**What is needed**
Write out the listing in full, matching it word for word.
=== Data supplied ===
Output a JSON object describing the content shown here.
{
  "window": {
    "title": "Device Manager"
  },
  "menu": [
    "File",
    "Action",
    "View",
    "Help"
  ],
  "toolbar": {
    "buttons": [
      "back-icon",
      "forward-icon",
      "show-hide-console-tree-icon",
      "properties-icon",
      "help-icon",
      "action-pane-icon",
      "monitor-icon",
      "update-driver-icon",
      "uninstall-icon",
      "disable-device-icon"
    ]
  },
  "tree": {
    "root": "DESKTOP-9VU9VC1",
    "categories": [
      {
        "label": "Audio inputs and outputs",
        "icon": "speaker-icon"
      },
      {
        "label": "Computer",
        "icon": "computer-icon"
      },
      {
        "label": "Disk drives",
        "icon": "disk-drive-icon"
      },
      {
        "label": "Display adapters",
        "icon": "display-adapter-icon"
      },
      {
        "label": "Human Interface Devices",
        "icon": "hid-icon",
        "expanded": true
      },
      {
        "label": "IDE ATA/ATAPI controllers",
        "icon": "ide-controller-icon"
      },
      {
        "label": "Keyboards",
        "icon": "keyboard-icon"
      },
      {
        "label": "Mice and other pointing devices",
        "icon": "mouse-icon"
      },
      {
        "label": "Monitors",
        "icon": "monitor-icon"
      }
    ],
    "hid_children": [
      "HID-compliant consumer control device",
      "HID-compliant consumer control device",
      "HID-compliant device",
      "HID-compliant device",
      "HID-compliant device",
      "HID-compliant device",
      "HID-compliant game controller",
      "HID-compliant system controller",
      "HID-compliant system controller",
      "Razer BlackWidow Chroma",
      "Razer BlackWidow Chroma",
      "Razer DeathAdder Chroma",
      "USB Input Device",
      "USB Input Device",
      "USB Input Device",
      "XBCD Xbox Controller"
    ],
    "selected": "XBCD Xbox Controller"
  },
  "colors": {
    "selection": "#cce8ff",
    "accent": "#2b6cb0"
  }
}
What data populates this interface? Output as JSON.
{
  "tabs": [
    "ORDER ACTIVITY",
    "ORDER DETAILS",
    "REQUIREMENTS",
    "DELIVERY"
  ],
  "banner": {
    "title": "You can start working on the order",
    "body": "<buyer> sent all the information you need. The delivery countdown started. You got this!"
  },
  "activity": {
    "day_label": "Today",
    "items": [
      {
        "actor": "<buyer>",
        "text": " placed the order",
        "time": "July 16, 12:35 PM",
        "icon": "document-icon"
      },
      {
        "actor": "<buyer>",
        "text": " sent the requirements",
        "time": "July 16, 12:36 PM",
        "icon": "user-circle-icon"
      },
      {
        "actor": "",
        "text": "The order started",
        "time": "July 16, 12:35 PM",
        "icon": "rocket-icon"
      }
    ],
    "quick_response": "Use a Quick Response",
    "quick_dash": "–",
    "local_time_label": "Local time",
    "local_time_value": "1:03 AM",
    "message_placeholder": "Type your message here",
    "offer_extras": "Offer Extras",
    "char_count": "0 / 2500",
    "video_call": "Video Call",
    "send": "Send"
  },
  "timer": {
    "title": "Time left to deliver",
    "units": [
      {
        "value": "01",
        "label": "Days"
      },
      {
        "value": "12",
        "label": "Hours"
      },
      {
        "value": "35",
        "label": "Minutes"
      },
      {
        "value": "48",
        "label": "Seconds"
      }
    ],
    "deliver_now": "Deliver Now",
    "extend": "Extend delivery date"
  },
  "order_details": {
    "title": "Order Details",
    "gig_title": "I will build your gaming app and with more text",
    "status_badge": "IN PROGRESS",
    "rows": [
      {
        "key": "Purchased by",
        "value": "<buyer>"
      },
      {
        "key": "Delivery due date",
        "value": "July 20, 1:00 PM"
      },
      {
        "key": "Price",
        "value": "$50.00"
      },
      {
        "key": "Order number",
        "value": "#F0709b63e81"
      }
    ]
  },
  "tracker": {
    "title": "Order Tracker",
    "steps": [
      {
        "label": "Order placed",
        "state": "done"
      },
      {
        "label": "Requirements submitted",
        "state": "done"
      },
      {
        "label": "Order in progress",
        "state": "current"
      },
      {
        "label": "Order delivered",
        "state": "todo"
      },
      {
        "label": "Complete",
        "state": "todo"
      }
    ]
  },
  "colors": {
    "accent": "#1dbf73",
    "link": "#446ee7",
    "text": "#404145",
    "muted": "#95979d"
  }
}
===
**Exercise response**
Output a JSON object describing the content shown here.
{
  "window": {
    "title": "Device Manager"
  },
  "menu": [
    "File",
    "Action",
    "View",
    "Help"
  ],
  "toolbar": {
    "buttons": [
      "back-icon",
      "forward-icon",
      "show-hide-console-tree-icon",
      "properties-icon",
      "help-icon",
      "action-pane-icon",
      "monitor-icon",
      "update-driver-icon",
      "uninstall-icon",
      "disable-device-icon"
    ]
  },
  "tree": {
    "root": "DESKTOP-9VU9VC1",
    "categories": [
      {
        "label": "Audio inputs and outputs",
        "icon": "speaker-icon"
      },
      {
        "label": "Computer",
        "icon": "computer-icon"
      },
      {
        "label": "Disk drives",
        "icon": "disk-drive-icon"
      },
      {
        "label": "Display adapters",
        "icon": "display-adapter-icon"
      },
      {
        "label": "Human Interface Devices",
        "icon": "hid-icon",
        "expanded": true
      },
      {
        "label": "IDE ATA/ATAPI controllers",
        "icon": "ide-controller-icon"
      },
      {
        "label": "Keyboards",
        "icon": "keyboard-icon"
      },
      {
        "label": "Mice and other pointing devices",
        "icon": "mouse-icon"
      },
      {
        "label": "Monitors",
        "icon": "monitor-icon"
      }
    ],
    "hid_children": [
      "HID-compliant consumer control device",
      "HID-compliant consumer control device",
      "HID-compliant device",
      "HID-compliant device",
      "HID-compliant device",
      "HID-compliant device",
      "HID-compliant game controller",
      "HID-compliant system controller",
      "HID-compliant system controller",
      "Razer BlackWidow Chroma",
      "Razer BlackWidow Chroma",
      "Razer DeathAdder Chroma",
      "USB Input Device",
      "USB Input Device",
      "USB Input Device",
      "XBCD Xbox Controller"
    ],
    "selected": "XBCD Xbox Controller"
  },
  "colors": {
    "selection": "#cce8ff",
    "accent": "#2b6cb0"
  }
}
What data populates this interface? Output as JSON.
{
  "tabs": [
    "ORDER ACTIVITY",
    "ORDER DETAILS",
    "REQUIREMENTS",
    "DELIVERY"
  ],
  "banner": {
    "title": "You can start working on the order",
    "body": "<buyer> sent all the information you need. The delivery countdown started. You got this!"
  },
  "activity": {
    "day_label": "Today",
    "items": [
      {
        "actor": "<buyer>",
        "text": " placed the order",
        "time": "July 16, 12:35 PM",
        "icon": "document-icon"
      },
      {
        "actor": "<buyer>",
        "text": " sent the requirements",
        "time": "July 16, 12:36 PM",
        "icon": "user-circle-icon"
      },
      {
        "actor": "",
        "text": "The order started",
        "time": "July 16, 12:35 PM",
        "icon": "rocket-icon"
      }
    ],
    "quick_response": "Use a Quick Response",
    "quick_dash": "–",
    "local_time_label": "Local time",
    "local_time_value": "1:03 AM",
    "message_placeholder": "Type your message here",
    "offer_extras": "Offer Extras",
    "char_count": "0 / 2500",
    "video_call": "Video Call",
    "send": "Send"
  },
  "timer": {
    "title": "Time left to deliver",
    "units": [
      {
        "value": "01",
        "label": "Days"
      },
      {
        "value": "12",
        "label": "Hours"
      },
      {
        "value": "35",
        "label": "Minutes"
      },
      {
        "value": "48",
        "label": "Seconds"
      }
    ],
    "deliver_now": "Deliver Now",
    "extend": "Extend delivery date"
  },
  "order_details": {
    "title": "Order Details",
    "gig_title": "I will build your gaming app and with more text",
    "status_badge": "IN PROGRESS",
    "rows": [
      {
        "key": "Purchased by",
        "value": "<buyer>"
      },
      {
        "key": "Delivery due date",
        "value": "July 20, 1:00 PM"
      },
      {
        "key": "Price",
        "value": "$50.00"
      },
      {
        "key": "Order number",
        "value": "#F0709b63e81"
      }
    ]
  },
  "tracker": {
    "title": "Order Tracker",
    "steps": [
      {
        "label": "Order placed",
        "state": "done"
      },
      {
        "label": "Requirements submitted",
        "state": "done"
      },
      {
        "label": "Order in progress",
        "state": "current"
      },
      {
        "label": "Order delivered",
        "state": "todo"
      },
      {
        "label": "Complete",
        "state": "todo"
      }
    ]
  },
  "colors": {
    "accent": "#1dbf73",
    "link": "#446ee7",
    "text": "#404145",
    "muted": "#95979d"
  }
}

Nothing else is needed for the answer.